Exercise requirements: Please count the lines of the data that contain "Neustrelitz" and state only the total.
═══ Records for this task
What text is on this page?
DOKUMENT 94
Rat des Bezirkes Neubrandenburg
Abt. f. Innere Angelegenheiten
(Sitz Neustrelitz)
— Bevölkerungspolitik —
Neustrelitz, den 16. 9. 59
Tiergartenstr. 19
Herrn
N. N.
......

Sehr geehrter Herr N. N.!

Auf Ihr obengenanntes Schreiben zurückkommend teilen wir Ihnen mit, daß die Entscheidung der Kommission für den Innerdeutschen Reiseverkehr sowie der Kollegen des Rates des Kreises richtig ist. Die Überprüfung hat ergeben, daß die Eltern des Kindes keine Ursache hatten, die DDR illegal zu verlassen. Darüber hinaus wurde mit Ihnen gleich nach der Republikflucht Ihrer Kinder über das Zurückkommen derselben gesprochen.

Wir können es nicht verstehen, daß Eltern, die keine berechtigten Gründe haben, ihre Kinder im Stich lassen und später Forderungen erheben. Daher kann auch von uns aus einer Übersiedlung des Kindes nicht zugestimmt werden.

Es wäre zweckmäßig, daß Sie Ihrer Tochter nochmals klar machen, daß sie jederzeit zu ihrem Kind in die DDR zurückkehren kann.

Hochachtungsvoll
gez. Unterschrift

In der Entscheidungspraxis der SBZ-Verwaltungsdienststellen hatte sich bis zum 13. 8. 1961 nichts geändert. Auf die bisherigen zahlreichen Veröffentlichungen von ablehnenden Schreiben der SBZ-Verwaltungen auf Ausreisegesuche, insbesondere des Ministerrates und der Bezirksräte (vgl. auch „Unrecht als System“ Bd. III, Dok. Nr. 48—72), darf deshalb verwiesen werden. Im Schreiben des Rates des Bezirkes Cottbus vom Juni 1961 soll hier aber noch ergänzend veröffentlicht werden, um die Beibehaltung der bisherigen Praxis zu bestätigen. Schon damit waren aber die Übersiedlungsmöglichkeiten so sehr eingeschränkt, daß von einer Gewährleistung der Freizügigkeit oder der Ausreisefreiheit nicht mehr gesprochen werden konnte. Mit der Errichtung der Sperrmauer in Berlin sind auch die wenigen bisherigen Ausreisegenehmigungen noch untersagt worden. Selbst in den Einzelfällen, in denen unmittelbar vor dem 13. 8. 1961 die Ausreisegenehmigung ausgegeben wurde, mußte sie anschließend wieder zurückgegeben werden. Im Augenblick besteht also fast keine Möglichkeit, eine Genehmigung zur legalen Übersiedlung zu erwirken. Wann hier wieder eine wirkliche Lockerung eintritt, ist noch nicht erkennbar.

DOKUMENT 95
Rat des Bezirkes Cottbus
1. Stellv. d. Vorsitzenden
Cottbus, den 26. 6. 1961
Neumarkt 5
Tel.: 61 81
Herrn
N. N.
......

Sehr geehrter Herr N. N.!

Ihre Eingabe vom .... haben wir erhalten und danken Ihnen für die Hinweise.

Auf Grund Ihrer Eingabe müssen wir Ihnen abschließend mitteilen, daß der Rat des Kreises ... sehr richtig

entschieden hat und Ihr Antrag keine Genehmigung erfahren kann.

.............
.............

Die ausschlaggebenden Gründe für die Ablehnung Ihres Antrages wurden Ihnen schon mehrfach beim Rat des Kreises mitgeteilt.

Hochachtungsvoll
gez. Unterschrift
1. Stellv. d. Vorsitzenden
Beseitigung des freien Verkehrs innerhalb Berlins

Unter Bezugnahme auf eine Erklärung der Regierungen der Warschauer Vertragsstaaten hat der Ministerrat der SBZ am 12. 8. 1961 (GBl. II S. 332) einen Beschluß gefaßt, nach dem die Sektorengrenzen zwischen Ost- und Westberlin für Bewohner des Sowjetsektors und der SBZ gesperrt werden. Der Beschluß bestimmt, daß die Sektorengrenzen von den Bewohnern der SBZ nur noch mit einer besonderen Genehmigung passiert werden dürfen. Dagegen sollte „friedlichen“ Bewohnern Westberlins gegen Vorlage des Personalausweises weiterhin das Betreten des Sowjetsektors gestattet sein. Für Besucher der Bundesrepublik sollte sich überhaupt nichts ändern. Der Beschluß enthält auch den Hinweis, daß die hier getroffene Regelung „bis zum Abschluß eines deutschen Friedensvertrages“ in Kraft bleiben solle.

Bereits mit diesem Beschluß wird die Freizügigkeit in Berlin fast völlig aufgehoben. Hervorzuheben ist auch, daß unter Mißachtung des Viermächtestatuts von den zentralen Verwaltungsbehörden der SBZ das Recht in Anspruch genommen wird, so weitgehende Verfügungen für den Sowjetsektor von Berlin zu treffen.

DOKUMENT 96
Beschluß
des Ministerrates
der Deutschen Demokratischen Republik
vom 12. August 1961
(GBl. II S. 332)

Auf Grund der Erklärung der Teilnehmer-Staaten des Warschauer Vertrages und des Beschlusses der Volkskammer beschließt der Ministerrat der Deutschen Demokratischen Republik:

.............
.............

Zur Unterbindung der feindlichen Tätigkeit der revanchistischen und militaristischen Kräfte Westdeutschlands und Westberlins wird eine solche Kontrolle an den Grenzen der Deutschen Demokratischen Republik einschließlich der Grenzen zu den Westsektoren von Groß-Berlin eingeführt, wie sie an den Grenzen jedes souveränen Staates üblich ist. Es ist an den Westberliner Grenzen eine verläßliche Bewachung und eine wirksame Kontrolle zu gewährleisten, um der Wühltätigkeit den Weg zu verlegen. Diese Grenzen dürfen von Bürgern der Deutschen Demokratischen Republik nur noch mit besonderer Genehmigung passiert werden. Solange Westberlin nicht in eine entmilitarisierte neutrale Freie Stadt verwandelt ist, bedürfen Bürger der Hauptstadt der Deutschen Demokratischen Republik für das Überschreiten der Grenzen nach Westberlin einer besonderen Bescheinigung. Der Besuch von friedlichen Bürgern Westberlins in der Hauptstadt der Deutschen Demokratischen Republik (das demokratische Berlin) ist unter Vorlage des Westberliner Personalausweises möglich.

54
══════
Output of the exercise: 2